Playing on Christmas Eve or Christmas Day has only been a possibility for the Chicago Bears since the 1980s.
Why? From the league’s start in 1920, the NFL season required fewer regular-season games and its championship usually concluded before or avoided altogether the December holidays.
That changed in April 1971, when it was announced four playoff games would take place on Dec. 25-26. This arrangement — with two games each day — meant all four games could be broadcast nationally.
As the holidays drew nearer, however, fans became vocal.
“I enjoy football, but is it really necessary to play on Christmas Day?” an angry caller told Joe McGuff, then the sports editor for the Kansas City Star. “This is a religious day, a family day. But apparently it makes no difference to the people who run professional football.”
When NFL executive director Jim Kensil was asked in early December 1971 why the two games scheduled for Christmas Day couldn’t be played the following week, he cited that several college bowl games were already planned “and we would have been in conflict with those.”
The Dallas Cowboys whipped the Minnesota Vikings 20-12 in the first game broadcast on Dec. 25, 1971.

• _Record extracts_
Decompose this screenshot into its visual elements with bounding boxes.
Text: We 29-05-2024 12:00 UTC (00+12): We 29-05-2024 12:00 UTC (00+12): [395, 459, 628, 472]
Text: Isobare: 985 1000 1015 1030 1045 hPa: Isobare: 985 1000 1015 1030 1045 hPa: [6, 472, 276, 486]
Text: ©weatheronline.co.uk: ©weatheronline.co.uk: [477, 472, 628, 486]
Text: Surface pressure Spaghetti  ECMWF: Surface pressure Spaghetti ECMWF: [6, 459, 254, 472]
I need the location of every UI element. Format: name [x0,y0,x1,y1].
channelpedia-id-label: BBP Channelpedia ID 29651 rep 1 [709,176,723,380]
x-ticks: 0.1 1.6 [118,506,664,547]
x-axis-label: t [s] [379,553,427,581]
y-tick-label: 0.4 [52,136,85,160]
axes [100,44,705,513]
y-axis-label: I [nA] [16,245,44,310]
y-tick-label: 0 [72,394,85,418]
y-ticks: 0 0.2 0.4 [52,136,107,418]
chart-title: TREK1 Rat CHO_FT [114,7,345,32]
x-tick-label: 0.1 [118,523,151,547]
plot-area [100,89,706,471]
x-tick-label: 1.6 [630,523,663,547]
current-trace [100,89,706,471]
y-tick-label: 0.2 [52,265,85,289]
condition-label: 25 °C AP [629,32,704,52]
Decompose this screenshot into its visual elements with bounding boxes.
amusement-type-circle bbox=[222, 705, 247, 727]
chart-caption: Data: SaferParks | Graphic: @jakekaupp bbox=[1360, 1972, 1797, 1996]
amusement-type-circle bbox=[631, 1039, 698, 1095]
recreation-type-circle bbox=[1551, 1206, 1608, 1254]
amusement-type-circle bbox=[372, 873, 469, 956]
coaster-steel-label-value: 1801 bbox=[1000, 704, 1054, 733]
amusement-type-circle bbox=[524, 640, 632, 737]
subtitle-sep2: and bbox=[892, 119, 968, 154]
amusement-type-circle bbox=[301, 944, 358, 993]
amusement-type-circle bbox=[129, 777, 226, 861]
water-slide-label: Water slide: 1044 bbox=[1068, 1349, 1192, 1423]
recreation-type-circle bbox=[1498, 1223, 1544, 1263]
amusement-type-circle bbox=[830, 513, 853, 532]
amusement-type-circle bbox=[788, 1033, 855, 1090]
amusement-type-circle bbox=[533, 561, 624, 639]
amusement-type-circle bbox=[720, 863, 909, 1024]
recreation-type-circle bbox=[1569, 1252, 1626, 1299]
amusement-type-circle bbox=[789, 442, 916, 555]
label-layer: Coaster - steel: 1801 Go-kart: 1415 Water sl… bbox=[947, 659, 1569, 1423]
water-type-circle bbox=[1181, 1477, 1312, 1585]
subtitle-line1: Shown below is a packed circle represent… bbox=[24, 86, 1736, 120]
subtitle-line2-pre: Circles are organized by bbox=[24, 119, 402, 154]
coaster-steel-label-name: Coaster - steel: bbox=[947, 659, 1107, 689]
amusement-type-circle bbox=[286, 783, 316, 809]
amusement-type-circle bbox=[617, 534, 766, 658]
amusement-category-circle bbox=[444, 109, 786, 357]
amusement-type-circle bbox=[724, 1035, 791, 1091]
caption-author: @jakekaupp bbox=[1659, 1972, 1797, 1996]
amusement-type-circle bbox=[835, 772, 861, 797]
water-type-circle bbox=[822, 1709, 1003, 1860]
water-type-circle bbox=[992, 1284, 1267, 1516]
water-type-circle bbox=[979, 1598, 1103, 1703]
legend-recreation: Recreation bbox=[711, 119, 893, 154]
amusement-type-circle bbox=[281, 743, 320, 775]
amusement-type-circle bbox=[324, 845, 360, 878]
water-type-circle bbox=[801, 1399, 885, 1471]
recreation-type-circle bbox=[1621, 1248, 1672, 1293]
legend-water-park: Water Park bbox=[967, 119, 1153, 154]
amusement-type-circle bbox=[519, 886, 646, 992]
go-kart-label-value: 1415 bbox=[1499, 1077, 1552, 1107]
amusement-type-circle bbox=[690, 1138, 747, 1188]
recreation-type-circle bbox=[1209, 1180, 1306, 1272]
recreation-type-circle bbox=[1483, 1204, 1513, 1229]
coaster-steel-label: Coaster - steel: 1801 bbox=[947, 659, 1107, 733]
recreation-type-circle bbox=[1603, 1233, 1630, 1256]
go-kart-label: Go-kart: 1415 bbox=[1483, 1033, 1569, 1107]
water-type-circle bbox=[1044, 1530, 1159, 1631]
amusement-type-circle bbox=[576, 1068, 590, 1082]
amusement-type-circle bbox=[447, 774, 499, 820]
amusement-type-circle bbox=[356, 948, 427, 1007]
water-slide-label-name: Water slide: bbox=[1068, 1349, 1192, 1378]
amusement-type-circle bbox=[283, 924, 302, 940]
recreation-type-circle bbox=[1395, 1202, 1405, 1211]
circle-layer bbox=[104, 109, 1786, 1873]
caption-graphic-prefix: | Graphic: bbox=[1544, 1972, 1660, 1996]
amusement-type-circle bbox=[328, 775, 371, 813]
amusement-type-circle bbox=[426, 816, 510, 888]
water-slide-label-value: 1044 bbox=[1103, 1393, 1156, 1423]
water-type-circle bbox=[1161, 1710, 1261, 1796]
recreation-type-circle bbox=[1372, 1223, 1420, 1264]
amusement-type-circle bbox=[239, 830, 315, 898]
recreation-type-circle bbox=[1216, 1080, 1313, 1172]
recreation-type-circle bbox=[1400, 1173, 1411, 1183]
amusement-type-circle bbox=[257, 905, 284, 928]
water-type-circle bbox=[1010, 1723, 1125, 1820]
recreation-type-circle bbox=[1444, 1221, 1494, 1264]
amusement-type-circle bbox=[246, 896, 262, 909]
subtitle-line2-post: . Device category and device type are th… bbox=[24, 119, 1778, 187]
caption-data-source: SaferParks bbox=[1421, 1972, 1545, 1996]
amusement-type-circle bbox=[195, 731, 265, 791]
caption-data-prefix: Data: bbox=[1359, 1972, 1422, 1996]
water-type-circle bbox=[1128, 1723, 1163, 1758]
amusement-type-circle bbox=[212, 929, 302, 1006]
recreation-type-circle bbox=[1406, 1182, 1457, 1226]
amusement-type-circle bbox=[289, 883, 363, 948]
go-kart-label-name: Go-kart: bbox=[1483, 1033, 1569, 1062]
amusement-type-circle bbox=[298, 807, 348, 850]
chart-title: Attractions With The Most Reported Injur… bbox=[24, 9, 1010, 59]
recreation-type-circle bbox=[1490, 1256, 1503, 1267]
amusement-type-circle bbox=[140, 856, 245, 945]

• _To do_
A – Answer these questions from the passage on NFL Christmas games:
(i) In what month and year was it announced that four playoff games would take place on Dec. 25-26?
(ii) Who was the sports editor for the Kansas City Star?
(iii) Which team won the first game broadcast on Dec. 25, 1971, and by what score?
B – Please return, word for word, the part of the passage on NFL Christmas games between "Playing on Christmas" and "fans became vocal.", inclusive.
The entries have no connection to the passage on NFL Christmas games.

• _Solutions below_
A –
(i) April 1971
(ii) Joe McGuff
(iii) The Dallas Cowboys, 20-12

B –
Playing on Christmas Eve or Christmas Day has only been a possibility for the Chicago Bears since the 1980s.
Why? From the league’s start in 1920, the NFL season required fewer regular-season games and its championship usually concluded before or avoided altogether the December holidays.
That changed in April 1971, when it was announced four playoff games would take place on Dec. 25-26. This arrangement — with two games each day — meant all four games could be broadcast nationally.
As the holidays drew nearer, however, fans became vocal.